DATA TO USE:
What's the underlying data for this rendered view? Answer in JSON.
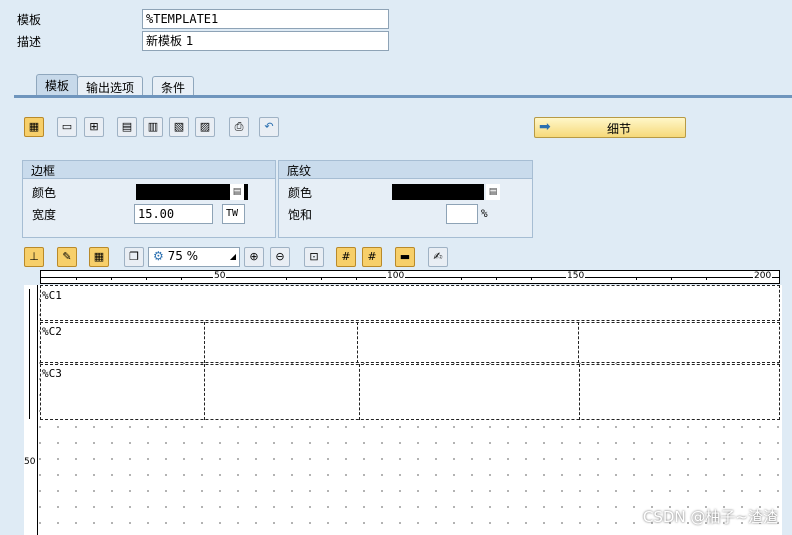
{
  "header": {
    "template_label": "模板",
    "template_value": "%TEMPLATE1",
    "desc_label": "描述",
    "desc_value": "新模板 1"
  },
  "tabs": [
    {
      "label": "模板"
    },
    {
      "label": "输出选项"
    },
    {
      "label": "条件"
    }
  ],
  "toolbar": {
    "detail_label": "细节"
  },
  "border_group": {
    "title": "边框",
    "color_label": "颜色",
    "width_label": "宽度",
    "width_value": "15.00",
    "width_unit": "TW"
  },
  "shading_group": {
    "title": "底纹",
    "color_label": "颜色",
    "saturation_label": "饱和",
    "saturation_unit": "%"
  },
  "canvas_toolbar": {
    "zoom_value": "75 %"
  },
  "ruler": {
    "marks": [
      "50",
      "100",
      "150",
      "200"
    ],
    "vertical_mark": "50"
  },
  "rows": [
    {
      "label": "%C1"
    },
    {
      "label": "%C2"
    },
    {
      "label": "%C3"
    }
  ],
  "watermark": "CSDN @柚子~渣渣",
  "colors": {
    "panel_bg": "#dfebf5",
    "tab_active": "#c7d9ea",
    "detail_button": "#f6d97a"
  }
}
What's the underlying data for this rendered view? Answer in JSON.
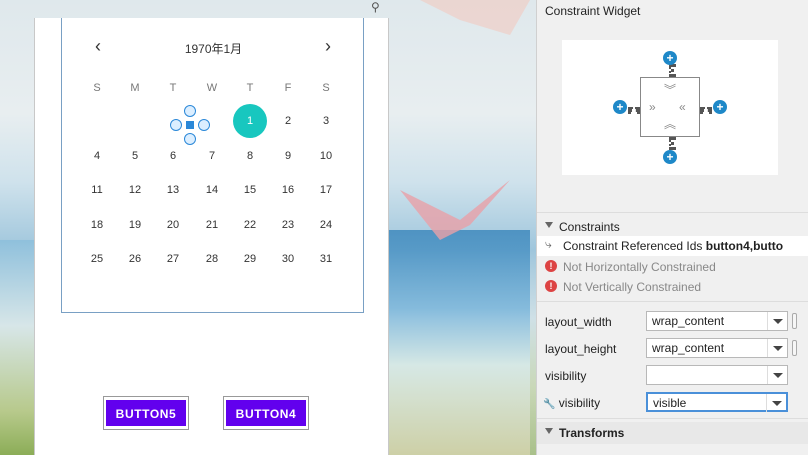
{
  "calendar": {
    "title": "1970年1月",
    "prev_icon": "‹",
    "next_icon": "›",
    "weekdays": [
      "S",
      "M",
      "T",
      "W",
      "T",
      "F",
      "S"
    ],
    "weeks": [
      [
        "",
        "",
        "",
        "",
        "1",
        "2",
        "3"
      ],
      [
        "4",
        "5",
        "6",
        "7",
        "8",
        "9",
        "10"
      ],
      [
        "11",
        "12",
        "13",
        "14",
        "15",
        "16",
        "17"
      ],
      [
        "18",
        "19",
        "20",
        "21",
        "22",
        "23",
        "24"
      ],
      [
        "25",
        "26",
        "27",
        "28",
        "29",
        "30",
        "31"
      ]
    ],
    "selected_day": "1"
  },
  "buttons": {
    "button5": "BUTTON5",
    "button4": "BUTTON4"
  },
  "panel": {
    "title": "Constraint Widget",
    "constraints_header": "Constraints",
    "referenced_ids_label": "Constraint Referenced Ids ",
    "referenced_ids_value": "button4,butto",
    "warning_horizontal": "Not Horizontally Constrained",
    "warning_vertical": "Not Vertically Constrained",
    "attributes": [
      {
        "label": "layout_width",
        "value": "wrap_content"
      },
      {
        "label": "layout_height",
        "value": "wrap_content"
      },
      {
        "label": "visibility",
        "value": ""
      },
      {
        "label": "visibility",
        "value": "visible"
      }
    ],
    "transforms_header": "Transforms"
  },
  "icons": {
    "plus": "+",
    "error": "!",
    "wrench": "🔧",
    "link": "⤷"
  }
}
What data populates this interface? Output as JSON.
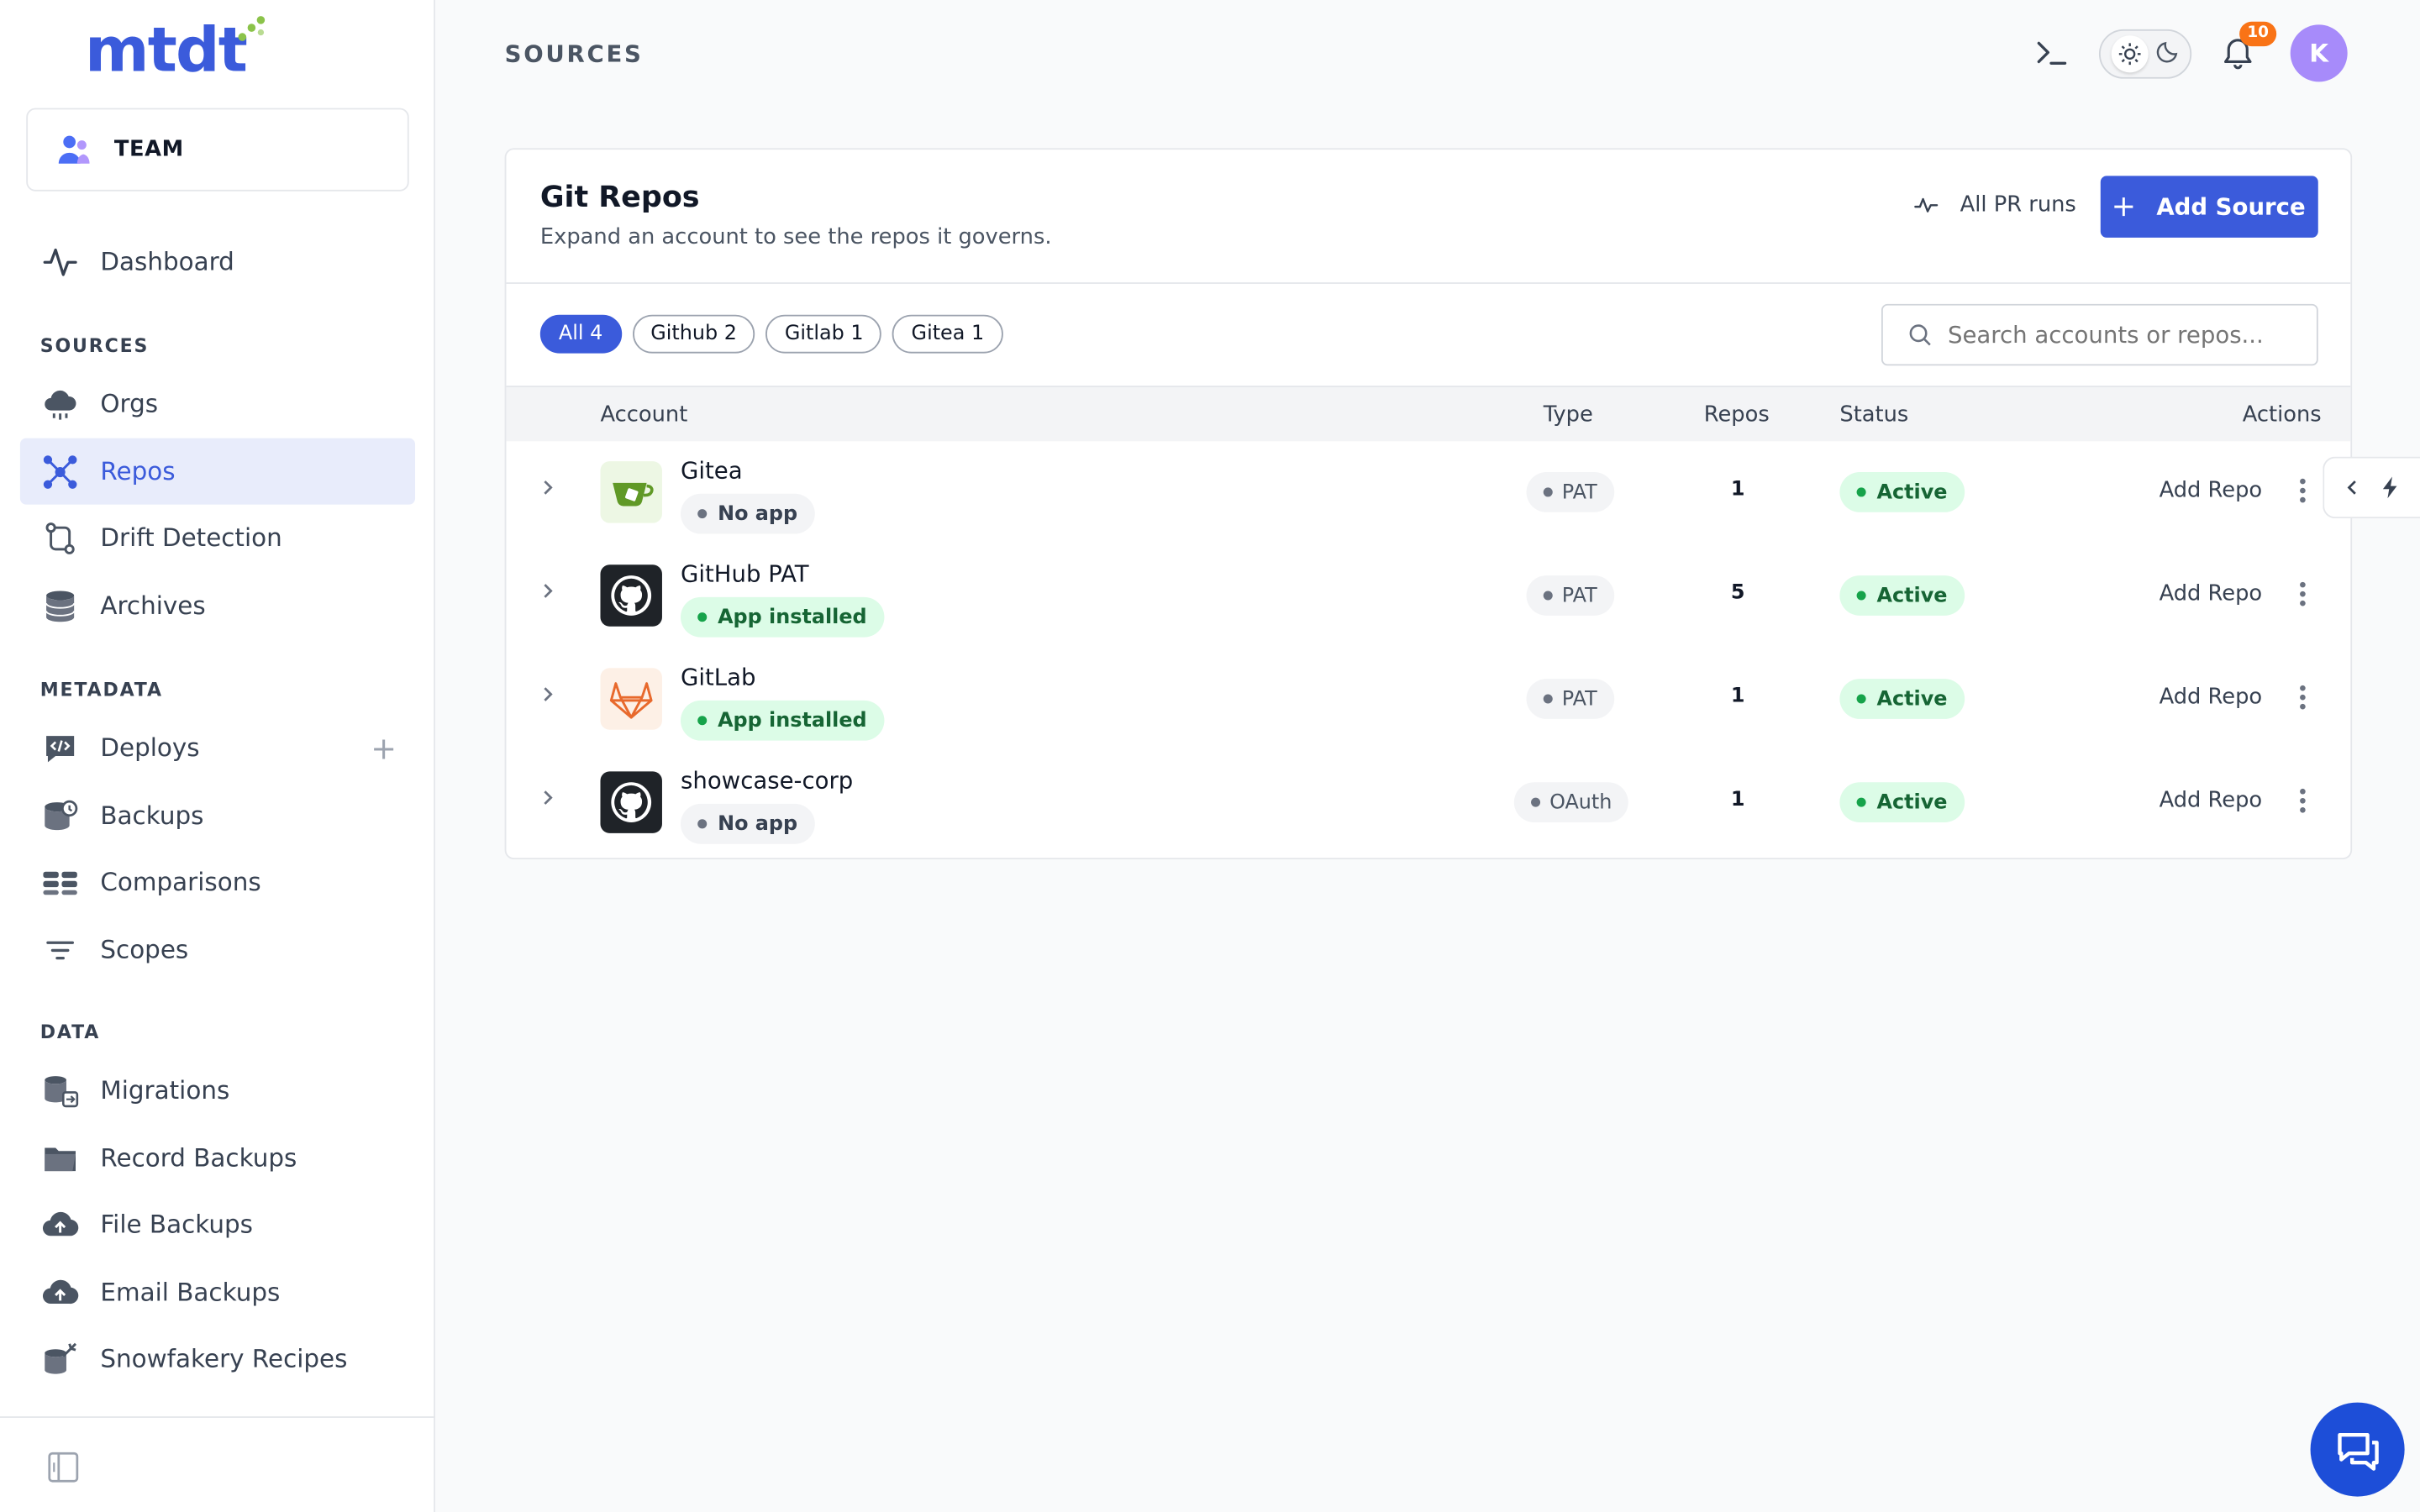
{
  "brand": {
    "logo_text": "mtdt",
    "accent": "#3b5bdb",
    "logo_dots_color": "#8bc34a"
  },
  "team": {
    "label": "TEAM"
  },
  "nav": {
    "top": [
      {
        "label": "Dashboard",
        "icon": "activity-icon"
      }
    ],
    "sections": [
      {
        "label": "SOURCES",
        "items": [
          {
            "label": "Orgs",
            "icon": "cloud-icon"
          },
          {
            "label": "Repos",
            "icon": "network-icon",
            "active": true
          },
          {
            "label": "Drift Detection",
            "icon": "git-compare-icon"
          },
          {
            "label": "Archives",
            "icon": "database-icon"
          }
        ]
      },
      {
        "label": "METADATA",
        "items": [
          {
            "label": "Deploys",
            "icon": "code-message-icon"
          },
          {
            "label": "Backups",
            "icon": "database-backup-icon"
          },
          {
            "label": "Comparisons",
            "icon": "compare-stack-icon"
          },
          {
            "label": "Scopes",
            "icon": "filter-icon"
          }
        ]
      },
      {
        "label": "DATA",
        "items": [
          {
            "label": "Migrations",
            "icon": "migration-icon"
          },
          {
            "label": "Record Backups",
            "icon": "folder-icon"
          },
          {
            "label": "File Backups",
            "icon": "cloud-upload-icon"
          },
          {
            "label": "Email Backups",
            "icon": "cloud-upload-icon"
          },
          {
            "label": "Snowfakery Recipes",
            "icon": "recipe-icon"
          }
        ]
      }
    ]
  },
  "header": {
    "title": "SOURCES",
    "notification_count": "10",
    "avatar_initial": "K"
  },
  "card": {
    "title": "Git Repos",
    "subtitle": "Expand an account to see the repos it governs.",
    "pr_runs_label": "All PR runs",
    "add_source_label": "Add Source",
    "search_placeholder": "Search accounts or repos...",
    "filters": [
      "All 4",
      "Github 2",
      "Gitlab 1",
      "Gitea 1"
    ],
    "columns": {
      "account": "Account",
      "type": "Type",
      "repos": "Repos",
      "status": "Status",
      "actions": "Actions"
    },
    "rows": [
      {
        "name": "Gitea",
        "app": "No app",
        "app_installed": false,
        "type": "PAT",
        "repos": "1",
        "status": "Active",
        "action": "Add Repo",
        "logo": "gitea-logo-icon"
      },
      {
        "name": "GitHub PAT",
        "app": "App installed",
        "app_installed": true,
        "type": "PAT",
        "repos": "5",
        "status": "Active",
        "action": "Add Repo",
        "logo": "github-logo-icon"
      },
      {
        "name": "GitLab",
        "app": "App installed",
        "app_installed": true,
        "type": "PAT",
        "repos": "1",
        "status": "Active",
        "action": "Add Repo",
        "logo": "gitlab-logo-icon"
      },
      {
        "name": "showcase-corp",
        "app": "No app",
        "app_installed": false,
        "type": "OAuth",
        "repos": "1",
        "status": "Active",
        "action": "Add Repo",
        "logo": "github-logo-icon"
      }
    ]
  }
}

CHALLENGE: Quote the records in full and exactly; skip any image.

CORRECT RESULT:
What's the underlying data for this rendered view? Answer in JSON.
{
  "header": {
    "template_label": "模板",
    "template_value": "%TEMPLATE1",
    "desc_label": "描述",
    "desc_value": "新模板 1"
  },
  "tabs": [
    {
      "label": "模板"
    },
    {
      "label": "输出选项"
    },
    {
      "label": "条件"
    }
  ],
  "toolbar": {
    "detail_label": "细节"
  },
  "border_group": {
    "title": "边框",
    "color_label": "颜色",
    "width_label": "宽度",
    "width_value": "15.00",
    "width_unit": "TW"
  },
  "shading_group": {
    "title": "底纹",
    "color_label": "颜色",
    "saturation_label": "饱和",
    "saturation_unit": "%"
  },
  "canvas_toolbar": {
    "zoom_value": "75 %"
  },
  "ruler": {
    "marks": [
      "50",
      "100",
      "150",
      "200"
    ],
    "vertical_mark": "50"
  },
  "rows": [
    {
      "label": "%C1"
    },
    {
      "label": "%C2"
    },
    {
      "label": "%C3"
    }
  ],
  "watermark": "CSDN @柚子~渣渣",
  "colors": {
    "panel_bg": "#dfebf5",
    "tab_active": "#c7d9ea",
    "detail_button": "#f6d97a"
  }
}
What's the underlying data for this rendered view? Answer in JSON.
{
  "calendar": {
    "title": "1970年1月",
    "prev_icon": "‹",
    "next_icon": "›",
    "weekdays": [
      "S",
      "M",
      "T",
      "W",
      "T",
      "F",
      "S"
    ],
    "weeks": [
      [
        "",
        "",
        "",
        "",
        "1",
        "2",
        "3"
      ],
      [
        "4",
        "5",
        "6",
        "7",
        "8",
        "9",
        "10"
      ],
      [
        "11",
        "12",
        "13",
        "14",
        "15",
        "16",
        "17"
      ],
      [
        "18",
        "19",
        "20",
        "21",
        "22",
        "23",
        "24"
      ],
      [
        "25",
        "26",
        "27",
        "28",
        "29",
        "30",
        "31"
      ]
    ],
    "selected_day": "1"
  },
  "buttons": {
    "button5": "BUTTON5",
    "button4": "BUTTON4"
  },
  "panel": {
    "title": "Constraint Widget",
    "constraints_header": "Constraints",
    "referenced_ids_label": "Constraint Referenced Ids ",
    "referenced_ids_value": "button4,butto",
    "warning_horizontal": "Not Horizontally Constrained",
    "warning_vertical": "Not Vertically Constrained",
    "attributes": [
      {
        "label": "layout_width",
        "value": "wrap_content"
      },
      {
        "label": "layout_height",
        "value": "wrap_content"
      },
      {
        "label": "visibility",
        "value": ""
      },
      {
        "label": "visibility",
        "value": "visible"
      }
    ],
    "transforms_header": "Transforms"
  },
  "icons": {
    "plus": "+",
    "error": "!",
    "wrench": "🔧",
    "link": "⤷"
  }
}
What data populates this interface? Output as JSON.
{
  "brand": {
    "logo_text": "mtdt",
    "accent": "#3b5bdb",
    "logo_dots_color": "#8bc34a"
  },
  "team": {
    "label": "TEAM"
  },
  "nav": {
    "top": [
      {
        "label": "Dashboard",
        "icon": "activity-icon"
      }
    ],
    "sections": [
      {
        "label": "SOURCES",
        "items": [
          {
            "label": "Orgs",
            "icon": "cloud-icon"
          },
          {
            "label": "Repos",
            "icon": "network-icon",
            "active": true
          },
          {
            "label": "Drift Detection",
            "icon": "git-compare-icon"
          },
          {
            "label": "Archives",
            "icon": "database-icon"
          }
        ]
      },
      {
        "label": "METADATA",
        "items": [
          {
            "label": "Deploys",
            "icon": "code-message-icon"
          },
          {
            "label": "Backups",
            "icon": "database-backup-icon"
          },
          {
            "label": "Comparisons",
            "icon": "compare-stack-icon"
          },
          {
            "label": "Scopes",
            "icon": "filter-icon"
          }
        ]
      },
      {
        "label": "DATA",
        "items": [
          {
            "label": "Migrations",
            "icon": "migration-icon"
          },
          {
            "label": "Record Backups",
            "icon": "folder-icon"
          },
          {
            "label": "File Backups",
            "icon": "cloud-upload-icon"
          },
          {
            "label": "Email Backups",
            "icon": "cloud-upload-icon"
          },
          {
            "label": "Snowfakery Recipes",
            "icon": "recipe-icon"
          }
        ]
      }
    ]
  },
  "header": {
    "title": "SOURCES",
    "notification_count": "10",
    "avatar_initial": "K"
  },
  "card": {
    "title": "Git Repos",
    "subtitle": "Expand an account to see the repos it governs.",
    "pr_runs_label": "All PR runs",
    "add_source_label": "Add Source",
    "search_placeholder": "Search accounts or repos...",
    "filters": [
      "All 4",
      "Github 2",
      "Gitlab 1",
      "Gitea 1"
    ],
    "columns": {
      "account": "Account",
      "type": "Type",
      "repos": "Repos",
      "status": "Status",
      "actions": "Actions"
    },
    "rows": [
      {
        "name": "Gitea",
        "app": "No app",
        "app_installed": false,
        "type": "PAT",
        "repos": "1",
        "status": "Active",
        "action": "Add Repo",
        "logo": "gitea-logo-icon"
      },
      {
        "name": "GitHub PAT",
        "app": "App installed",
        "app_installed": true,
        "type": "PAT",
        "repos": "5",
        "status": "Active",
        "action": "Add Repo",
        "logo": "github-logo-icon"
      },
      {
        "name": "GitLab",
        "app": "App installed",
        "app_installed": true,
        "type": "PAT",
        "repos": "1",
        "status": "Active",
        "action": "Add Repo",
        "logo": "gitlab-logo-icon"
      },
      {
        "name": "showcase-corp",
        "app": "No app",
        "app_installed": false,
        "type": "OAuth",
        "repos": "1",
        "status": "Active",
        "action": "Add Repo",
        "logo": "github-logo-icon"
      }
    ]
  }
}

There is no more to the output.